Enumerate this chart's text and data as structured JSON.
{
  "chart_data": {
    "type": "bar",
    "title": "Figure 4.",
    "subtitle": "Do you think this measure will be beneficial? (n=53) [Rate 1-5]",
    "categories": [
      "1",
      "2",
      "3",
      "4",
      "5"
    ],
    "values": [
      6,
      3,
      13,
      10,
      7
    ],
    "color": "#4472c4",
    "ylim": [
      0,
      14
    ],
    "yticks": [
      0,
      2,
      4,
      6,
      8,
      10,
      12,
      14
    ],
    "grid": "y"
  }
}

━━━━━━━━

Exercise goal
Write only the number of lines that include "this".

Result of the exercise
2